STATED GOAL:
Gather each line in the entries that includes the string "ylabel".

Dataset entries on figures
■ ■ ■ ■ ■

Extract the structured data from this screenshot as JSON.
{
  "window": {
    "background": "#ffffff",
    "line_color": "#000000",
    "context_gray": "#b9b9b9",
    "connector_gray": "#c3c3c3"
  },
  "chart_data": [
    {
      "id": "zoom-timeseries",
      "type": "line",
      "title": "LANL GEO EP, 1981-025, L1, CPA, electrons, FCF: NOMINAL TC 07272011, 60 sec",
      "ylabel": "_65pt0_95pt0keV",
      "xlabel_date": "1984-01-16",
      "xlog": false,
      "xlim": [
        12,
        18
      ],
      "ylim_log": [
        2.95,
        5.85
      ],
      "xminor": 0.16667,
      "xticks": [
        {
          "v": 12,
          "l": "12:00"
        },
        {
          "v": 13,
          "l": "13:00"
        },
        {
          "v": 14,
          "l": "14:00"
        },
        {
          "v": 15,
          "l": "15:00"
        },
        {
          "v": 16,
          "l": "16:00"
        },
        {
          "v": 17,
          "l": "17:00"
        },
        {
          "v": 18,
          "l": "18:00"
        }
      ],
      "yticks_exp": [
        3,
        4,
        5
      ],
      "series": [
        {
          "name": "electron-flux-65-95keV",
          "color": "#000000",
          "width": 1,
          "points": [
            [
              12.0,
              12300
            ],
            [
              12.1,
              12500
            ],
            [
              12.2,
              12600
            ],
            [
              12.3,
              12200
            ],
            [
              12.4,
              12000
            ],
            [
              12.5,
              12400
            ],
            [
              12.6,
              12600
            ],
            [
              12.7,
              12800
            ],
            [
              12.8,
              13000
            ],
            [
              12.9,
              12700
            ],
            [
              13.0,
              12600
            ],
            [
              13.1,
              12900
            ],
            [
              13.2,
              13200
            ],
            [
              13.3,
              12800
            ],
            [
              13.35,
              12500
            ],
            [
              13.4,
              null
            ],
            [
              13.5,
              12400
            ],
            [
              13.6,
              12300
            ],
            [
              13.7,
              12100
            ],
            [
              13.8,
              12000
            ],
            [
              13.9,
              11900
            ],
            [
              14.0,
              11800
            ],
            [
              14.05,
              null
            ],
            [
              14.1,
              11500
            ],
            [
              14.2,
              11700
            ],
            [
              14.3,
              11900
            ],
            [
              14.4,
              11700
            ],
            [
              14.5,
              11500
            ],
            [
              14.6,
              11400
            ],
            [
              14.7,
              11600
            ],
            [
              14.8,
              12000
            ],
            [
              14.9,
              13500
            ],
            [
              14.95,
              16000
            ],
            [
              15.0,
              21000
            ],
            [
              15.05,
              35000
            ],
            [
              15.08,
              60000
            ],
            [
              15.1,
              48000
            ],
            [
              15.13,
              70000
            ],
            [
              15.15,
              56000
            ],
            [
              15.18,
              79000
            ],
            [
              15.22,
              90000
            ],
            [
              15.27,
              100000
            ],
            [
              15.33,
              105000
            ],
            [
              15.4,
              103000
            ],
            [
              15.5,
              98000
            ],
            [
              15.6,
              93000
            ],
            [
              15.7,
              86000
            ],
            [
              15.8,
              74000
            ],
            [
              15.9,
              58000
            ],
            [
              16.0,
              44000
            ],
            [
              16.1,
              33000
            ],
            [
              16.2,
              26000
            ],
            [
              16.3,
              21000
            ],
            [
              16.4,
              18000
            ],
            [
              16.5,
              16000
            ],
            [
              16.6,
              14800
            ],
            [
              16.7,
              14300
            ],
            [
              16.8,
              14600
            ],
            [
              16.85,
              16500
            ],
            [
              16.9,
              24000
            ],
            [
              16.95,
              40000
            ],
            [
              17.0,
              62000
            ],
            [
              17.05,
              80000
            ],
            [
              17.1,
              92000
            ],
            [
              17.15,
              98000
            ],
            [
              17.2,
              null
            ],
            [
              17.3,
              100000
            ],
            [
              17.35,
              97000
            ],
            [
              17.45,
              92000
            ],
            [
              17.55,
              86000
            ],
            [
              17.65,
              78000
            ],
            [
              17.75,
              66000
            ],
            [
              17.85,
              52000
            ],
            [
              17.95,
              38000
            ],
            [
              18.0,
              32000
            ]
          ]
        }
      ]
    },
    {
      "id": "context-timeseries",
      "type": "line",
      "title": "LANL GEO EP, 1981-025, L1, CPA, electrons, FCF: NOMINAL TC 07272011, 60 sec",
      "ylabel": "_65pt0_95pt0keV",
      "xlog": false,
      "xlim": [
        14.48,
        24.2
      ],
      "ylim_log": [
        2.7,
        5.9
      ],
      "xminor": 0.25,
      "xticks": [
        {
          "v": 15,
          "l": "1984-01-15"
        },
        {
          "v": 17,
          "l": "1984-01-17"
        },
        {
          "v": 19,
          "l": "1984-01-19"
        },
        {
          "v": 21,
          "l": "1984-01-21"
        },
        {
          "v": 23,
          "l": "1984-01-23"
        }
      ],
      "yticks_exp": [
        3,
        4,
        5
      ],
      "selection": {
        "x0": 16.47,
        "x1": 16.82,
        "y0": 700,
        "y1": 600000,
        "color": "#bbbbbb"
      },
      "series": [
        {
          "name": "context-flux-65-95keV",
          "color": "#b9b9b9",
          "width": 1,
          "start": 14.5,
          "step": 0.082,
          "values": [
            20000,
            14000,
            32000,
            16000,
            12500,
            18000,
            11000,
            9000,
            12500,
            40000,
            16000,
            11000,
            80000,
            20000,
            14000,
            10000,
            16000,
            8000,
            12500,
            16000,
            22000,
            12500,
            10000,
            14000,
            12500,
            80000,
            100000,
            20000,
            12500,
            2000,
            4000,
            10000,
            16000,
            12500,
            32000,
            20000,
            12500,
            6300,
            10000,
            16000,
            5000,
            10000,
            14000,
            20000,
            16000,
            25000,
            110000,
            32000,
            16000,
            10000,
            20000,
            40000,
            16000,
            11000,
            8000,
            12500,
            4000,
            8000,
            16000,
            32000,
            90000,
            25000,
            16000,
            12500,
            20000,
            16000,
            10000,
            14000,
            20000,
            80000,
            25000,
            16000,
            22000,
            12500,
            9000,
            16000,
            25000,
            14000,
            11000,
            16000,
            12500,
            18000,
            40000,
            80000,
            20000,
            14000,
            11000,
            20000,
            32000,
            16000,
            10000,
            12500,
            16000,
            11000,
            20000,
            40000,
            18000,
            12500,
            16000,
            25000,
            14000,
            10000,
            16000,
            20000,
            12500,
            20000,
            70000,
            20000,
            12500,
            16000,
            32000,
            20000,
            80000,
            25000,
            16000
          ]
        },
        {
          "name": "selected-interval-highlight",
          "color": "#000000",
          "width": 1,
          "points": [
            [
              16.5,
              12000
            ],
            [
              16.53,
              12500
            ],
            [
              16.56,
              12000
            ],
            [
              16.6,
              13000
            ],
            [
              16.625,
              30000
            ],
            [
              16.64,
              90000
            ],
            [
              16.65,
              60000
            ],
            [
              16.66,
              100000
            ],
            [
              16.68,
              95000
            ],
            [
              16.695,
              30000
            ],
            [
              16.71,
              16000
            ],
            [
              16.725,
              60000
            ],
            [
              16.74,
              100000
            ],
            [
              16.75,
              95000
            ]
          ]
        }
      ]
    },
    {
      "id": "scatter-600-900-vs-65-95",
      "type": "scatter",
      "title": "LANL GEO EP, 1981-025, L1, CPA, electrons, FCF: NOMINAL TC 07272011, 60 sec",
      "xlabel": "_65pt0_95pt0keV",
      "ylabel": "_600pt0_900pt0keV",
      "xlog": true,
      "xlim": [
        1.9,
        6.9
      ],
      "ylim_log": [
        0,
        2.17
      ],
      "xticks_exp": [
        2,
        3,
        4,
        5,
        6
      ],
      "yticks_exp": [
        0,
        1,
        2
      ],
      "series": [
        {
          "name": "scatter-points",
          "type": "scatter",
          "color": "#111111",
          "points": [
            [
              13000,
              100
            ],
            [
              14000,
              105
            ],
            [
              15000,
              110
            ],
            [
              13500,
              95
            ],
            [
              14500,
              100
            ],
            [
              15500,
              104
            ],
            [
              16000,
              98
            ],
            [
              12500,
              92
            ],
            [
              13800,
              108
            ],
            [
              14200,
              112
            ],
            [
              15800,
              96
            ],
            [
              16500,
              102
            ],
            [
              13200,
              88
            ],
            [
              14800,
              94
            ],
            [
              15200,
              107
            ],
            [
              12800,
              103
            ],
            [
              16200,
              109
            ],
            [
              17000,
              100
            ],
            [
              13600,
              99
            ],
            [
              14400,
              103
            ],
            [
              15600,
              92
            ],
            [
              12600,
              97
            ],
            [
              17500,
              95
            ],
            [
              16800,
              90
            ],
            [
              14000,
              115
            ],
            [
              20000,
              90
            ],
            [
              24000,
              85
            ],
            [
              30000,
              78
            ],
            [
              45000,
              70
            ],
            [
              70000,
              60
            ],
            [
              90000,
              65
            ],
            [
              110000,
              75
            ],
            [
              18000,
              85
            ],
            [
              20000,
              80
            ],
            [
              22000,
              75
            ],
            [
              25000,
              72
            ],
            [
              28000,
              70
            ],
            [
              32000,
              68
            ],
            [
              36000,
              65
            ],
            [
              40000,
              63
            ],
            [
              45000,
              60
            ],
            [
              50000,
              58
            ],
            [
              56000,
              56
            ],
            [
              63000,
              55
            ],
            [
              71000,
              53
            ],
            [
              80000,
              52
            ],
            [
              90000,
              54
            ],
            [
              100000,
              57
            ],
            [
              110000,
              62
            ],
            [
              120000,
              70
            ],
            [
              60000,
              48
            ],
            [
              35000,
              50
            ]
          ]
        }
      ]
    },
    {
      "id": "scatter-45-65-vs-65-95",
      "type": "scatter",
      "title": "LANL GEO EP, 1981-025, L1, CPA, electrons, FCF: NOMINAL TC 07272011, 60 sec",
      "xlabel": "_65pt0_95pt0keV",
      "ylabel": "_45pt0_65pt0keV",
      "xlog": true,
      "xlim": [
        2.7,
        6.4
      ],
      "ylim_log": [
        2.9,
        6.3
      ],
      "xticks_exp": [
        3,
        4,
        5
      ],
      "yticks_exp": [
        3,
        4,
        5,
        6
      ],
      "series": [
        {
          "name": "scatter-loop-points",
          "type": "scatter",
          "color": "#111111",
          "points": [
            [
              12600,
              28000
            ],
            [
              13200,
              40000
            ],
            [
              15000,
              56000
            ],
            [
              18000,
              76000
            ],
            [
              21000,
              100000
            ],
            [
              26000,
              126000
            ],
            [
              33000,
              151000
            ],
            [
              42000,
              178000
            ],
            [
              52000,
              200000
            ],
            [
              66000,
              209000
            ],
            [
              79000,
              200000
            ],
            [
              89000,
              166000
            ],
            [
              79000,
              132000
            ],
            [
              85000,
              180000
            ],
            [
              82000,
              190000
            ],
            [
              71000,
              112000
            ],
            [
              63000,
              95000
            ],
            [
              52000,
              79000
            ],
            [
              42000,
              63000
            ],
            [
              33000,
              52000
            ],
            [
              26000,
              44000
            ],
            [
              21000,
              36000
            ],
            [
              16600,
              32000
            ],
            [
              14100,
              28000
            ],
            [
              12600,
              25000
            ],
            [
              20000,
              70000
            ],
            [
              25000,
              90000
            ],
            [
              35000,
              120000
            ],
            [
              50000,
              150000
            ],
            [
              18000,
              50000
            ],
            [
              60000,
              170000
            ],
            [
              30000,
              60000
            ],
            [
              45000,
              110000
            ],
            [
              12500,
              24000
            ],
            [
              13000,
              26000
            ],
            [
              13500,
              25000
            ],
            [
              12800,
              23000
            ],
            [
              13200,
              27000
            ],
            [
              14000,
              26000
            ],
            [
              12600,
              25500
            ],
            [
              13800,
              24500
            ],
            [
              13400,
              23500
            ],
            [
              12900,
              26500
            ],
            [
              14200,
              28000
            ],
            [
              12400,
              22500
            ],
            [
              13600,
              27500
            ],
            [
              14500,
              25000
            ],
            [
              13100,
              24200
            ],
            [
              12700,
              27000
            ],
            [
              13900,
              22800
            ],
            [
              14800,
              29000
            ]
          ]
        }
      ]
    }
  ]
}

■ ■ ■ ■ ■

SOLUTION TO THIS EXERCISE:
      "ylabel": "_65pt0_95pt0keV",
      "ylabel": "_65pt0_95pt0keV",
      "ylabel": "_600pt0_900pt0keV",
      "ylabel": "_45pt0_65pt0keV",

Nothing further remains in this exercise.